▶ [STATED GOAL]: Locate the lines that hold the string "JSON". Copy every such line.

Stored dataset items
* Start *

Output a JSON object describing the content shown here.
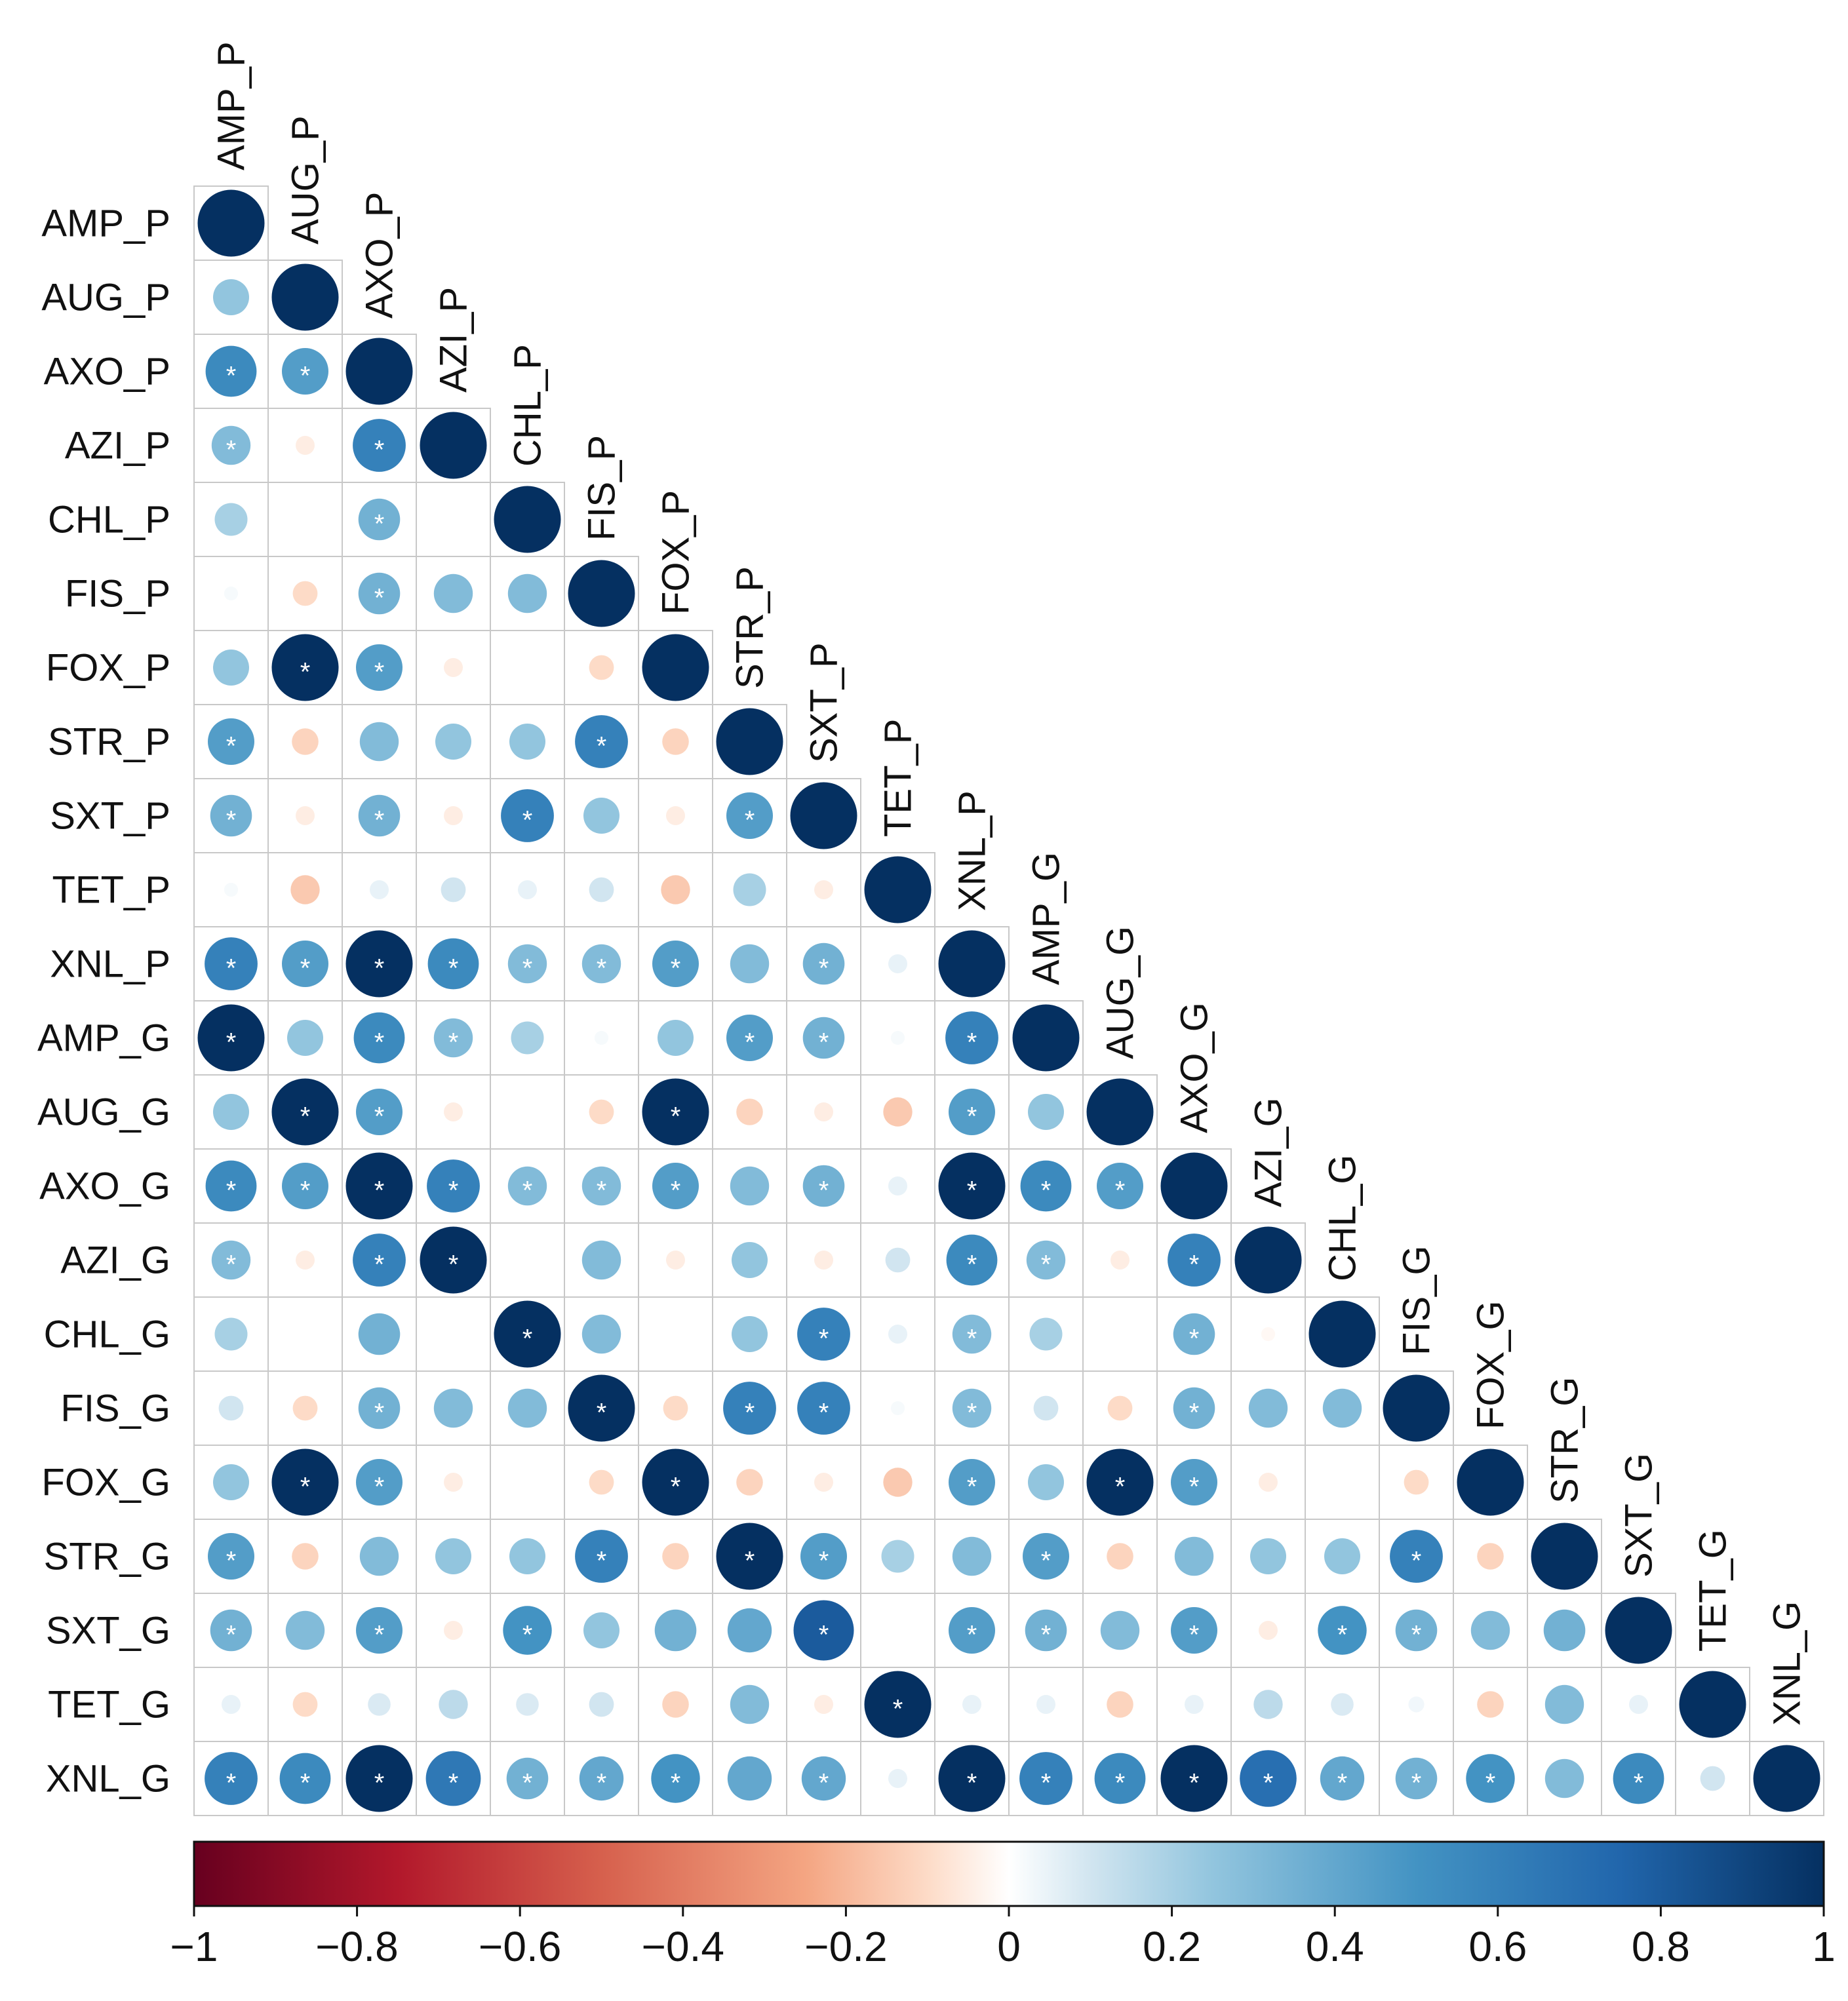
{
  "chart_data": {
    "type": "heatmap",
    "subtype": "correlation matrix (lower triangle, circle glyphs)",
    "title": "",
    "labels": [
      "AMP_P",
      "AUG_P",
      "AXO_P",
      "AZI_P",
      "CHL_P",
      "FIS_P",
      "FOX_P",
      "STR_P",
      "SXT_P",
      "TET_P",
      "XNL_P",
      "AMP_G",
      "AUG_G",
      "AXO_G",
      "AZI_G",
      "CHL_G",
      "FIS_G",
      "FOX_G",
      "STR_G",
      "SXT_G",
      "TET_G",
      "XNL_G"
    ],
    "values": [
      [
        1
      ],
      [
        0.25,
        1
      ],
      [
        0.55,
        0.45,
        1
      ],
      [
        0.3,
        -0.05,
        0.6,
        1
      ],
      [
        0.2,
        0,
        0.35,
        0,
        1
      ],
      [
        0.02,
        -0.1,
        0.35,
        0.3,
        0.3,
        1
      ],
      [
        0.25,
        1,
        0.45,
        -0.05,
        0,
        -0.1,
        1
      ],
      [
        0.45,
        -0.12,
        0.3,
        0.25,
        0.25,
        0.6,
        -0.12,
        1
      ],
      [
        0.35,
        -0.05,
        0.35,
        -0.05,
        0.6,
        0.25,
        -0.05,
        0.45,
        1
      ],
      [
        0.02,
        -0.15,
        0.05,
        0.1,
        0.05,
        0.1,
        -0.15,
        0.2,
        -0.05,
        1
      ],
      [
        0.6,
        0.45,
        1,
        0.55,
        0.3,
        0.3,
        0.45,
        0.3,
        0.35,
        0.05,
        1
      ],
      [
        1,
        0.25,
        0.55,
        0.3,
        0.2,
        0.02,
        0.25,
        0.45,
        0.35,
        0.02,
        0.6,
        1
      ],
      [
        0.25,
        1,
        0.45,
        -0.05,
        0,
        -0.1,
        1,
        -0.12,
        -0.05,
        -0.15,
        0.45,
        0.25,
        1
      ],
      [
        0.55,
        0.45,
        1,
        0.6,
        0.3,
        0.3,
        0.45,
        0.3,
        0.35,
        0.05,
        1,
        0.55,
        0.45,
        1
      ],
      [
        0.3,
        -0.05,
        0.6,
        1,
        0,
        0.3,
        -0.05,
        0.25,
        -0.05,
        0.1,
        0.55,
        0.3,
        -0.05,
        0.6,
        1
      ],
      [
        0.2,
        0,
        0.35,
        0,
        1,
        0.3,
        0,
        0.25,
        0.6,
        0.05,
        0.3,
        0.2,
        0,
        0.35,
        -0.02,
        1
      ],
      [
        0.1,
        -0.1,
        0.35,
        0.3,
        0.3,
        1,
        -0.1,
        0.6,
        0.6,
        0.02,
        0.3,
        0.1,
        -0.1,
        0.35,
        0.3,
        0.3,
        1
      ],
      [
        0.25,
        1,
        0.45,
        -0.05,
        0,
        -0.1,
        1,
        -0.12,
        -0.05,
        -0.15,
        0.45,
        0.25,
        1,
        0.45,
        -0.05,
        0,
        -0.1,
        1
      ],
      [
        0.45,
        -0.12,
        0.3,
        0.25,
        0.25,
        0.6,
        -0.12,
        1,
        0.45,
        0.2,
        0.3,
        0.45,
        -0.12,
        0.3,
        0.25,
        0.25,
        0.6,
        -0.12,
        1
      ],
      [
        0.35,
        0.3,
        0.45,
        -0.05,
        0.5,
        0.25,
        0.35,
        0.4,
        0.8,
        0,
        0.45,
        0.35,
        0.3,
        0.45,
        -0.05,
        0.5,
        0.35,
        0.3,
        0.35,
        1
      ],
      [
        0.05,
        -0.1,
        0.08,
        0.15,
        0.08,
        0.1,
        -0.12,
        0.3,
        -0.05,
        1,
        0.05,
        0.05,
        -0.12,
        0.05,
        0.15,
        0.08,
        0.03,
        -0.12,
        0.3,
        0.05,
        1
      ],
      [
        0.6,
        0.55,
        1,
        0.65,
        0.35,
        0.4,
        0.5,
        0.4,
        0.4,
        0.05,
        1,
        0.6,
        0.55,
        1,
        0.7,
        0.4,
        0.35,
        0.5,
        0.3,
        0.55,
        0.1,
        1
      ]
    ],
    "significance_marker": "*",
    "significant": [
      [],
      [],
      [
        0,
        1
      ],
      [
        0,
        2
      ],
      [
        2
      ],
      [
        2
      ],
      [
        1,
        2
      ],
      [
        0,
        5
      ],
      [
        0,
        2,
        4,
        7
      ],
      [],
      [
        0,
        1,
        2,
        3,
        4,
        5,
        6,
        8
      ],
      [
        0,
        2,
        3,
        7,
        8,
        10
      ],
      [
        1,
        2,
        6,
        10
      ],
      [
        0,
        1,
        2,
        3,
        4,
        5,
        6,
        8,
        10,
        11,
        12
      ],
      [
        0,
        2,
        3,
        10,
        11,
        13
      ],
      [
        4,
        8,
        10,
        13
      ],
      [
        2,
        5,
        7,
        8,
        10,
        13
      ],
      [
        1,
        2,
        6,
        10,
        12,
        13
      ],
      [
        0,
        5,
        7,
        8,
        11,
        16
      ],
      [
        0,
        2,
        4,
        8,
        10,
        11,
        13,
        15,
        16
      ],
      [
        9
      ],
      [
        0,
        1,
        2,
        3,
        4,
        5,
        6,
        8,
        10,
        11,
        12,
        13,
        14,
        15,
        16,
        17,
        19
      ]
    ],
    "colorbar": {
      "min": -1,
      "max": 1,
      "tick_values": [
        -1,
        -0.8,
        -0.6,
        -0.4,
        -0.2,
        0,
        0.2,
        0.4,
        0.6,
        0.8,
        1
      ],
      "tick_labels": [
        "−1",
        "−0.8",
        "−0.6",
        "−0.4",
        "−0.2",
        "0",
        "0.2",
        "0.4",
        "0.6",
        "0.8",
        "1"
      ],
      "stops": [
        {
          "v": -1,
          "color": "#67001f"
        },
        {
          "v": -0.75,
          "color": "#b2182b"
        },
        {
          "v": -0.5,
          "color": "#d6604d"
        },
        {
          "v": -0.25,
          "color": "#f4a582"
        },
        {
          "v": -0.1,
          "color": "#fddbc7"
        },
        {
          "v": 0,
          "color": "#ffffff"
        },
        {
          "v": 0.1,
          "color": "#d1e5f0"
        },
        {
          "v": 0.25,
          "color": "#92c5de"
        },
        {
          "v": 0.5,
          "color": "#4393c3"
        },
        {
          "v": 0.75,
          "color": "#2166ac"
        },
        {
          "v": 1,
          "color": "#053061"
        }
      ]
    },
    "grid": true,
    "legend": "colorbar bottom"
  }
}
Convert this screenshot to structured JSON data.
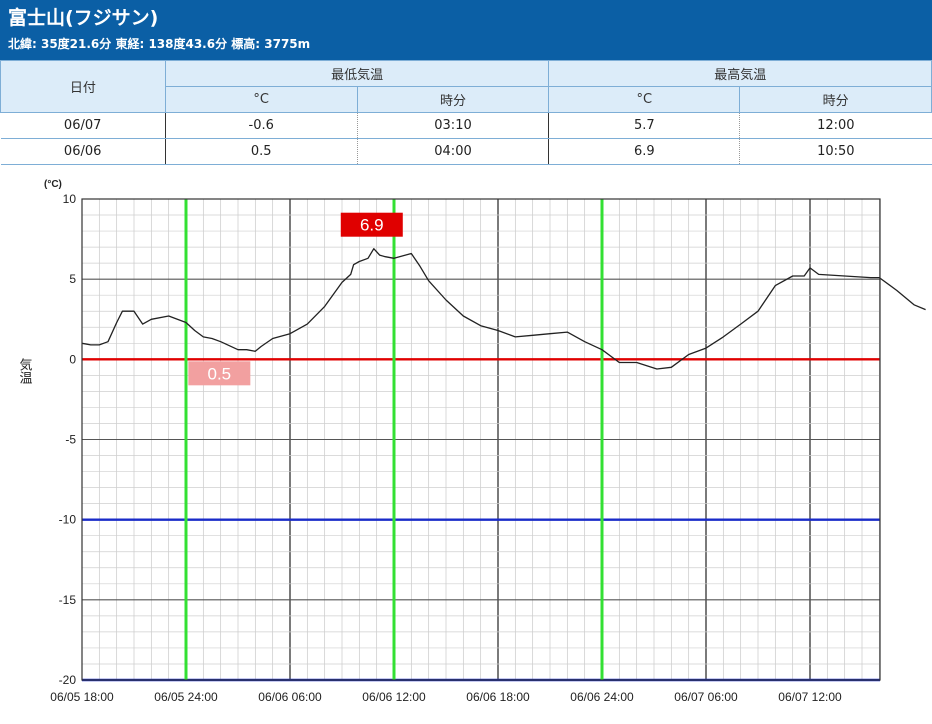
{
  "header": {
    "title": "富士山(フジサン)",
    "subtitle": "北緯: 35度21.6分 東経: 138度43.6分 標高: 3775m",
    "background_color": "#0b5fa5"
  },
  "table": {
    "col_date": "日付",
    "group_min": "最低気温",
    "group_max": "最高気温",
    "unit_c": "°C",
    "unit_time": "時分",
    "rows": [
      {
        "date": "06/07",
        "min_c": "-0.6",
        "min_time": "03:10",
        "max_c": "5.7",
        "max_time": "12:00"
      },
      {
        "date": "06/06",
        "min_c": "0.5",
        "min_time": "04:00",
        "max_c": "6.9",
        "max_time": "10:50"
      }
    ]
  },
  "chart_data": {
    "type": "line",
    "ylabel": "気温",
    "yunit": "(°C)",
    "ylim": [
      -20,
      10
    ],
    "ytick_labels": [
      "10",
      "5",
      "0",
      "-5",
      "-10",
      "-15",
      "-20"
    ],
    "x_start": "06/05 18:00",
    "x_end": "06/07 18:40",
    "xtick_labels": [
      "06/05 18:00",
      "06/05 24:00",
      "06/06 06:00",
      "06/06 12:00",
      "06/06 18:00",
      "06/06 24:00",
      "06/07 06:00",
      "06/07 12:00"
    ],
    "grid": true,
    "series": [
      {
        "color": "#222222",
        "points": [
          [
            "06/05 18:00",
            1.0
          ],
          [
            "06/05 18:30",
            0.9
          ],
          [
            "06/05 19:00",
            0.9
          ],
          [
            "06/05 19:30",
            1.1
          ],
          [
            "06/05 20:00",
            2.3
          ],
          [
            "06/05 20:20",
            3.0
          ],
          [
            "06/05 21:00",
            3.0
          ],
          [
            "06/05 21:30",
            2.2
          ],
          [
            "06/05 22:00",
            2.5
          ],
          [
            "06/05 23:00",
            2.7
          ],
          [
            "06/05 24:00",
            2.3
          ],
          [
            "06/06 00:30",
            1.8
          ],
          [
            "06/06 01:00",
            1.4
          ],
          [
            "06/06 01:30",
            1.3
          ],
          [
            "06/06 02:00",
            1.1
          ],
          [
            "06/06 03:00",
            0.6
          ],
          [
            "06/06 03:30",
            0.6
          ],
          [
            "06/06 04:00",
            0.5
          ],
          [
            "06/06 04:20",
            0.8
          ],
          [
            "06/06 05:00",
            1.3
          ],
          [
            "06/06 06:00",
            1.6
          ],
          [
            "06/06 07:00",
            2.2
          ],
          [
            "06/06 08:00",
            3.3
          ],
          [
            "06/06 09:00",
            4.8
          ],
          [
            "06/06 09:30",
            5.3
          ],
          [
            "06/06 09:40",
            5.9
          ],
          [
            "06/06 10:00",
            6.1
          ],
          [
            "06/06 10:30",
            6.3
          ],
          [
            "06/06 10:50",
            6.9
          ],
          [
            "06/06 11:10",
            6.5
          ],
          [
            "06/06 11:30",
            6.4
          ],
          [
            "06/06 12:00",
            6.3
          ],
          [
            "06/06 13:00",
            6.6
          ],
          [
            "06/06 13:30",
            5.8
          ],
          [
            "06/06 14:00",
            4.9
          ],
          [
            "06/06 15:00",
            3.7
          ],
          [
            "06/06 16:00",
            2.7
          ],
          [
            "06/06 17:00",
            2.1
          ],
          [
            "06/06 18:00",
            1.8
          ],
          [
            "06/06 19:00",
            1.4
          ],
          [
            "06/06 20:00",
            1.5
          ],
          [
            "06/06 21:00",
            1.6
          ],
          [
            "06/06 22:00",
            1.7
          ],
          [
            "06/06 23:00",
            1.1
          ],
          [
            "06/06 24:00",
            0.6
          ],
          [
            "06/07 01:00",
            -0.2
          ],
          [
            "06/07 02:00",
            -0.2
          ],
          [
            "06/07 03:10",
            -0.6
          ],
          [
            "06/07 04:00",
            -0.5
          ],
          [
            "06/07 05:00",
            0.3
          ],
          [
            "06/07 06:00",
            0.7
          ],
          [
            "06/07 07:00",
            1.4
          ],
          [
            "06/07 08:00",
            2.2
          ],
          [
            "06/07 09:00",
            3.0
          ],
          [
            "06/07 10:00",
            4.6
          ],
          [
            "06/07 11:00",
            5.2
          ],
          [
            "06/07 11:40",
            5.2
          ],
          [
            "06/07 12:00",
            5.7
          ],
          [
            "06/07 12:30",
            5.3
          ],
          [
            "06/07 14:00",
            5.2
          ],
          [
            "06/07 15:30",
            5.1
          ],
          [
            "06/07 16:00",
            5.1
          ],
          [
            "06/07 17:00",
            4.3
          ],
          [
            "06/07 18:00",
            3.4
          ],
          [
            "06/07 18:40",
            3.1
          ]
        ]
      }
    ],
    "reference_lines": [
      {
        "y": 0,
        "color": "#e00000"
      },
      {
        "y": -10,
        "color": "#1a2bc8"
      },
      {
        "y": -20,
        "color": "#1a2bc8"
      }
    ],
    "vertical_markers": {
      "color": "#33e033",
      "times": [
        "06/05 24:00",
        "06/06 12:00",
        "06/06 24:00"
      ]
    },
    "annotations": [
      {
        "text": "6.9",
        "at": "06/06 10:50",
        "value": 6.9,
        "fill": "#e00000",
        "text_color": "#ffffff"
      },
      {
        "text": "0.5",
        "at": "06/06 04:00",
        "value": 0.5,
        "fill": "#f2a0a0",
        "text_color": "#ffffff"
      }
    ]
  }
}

* End *

▶ [COMPLETE ANSWER]:
Output a JSON object describing the content shown here.
Convert this screenshot to structured JSON data.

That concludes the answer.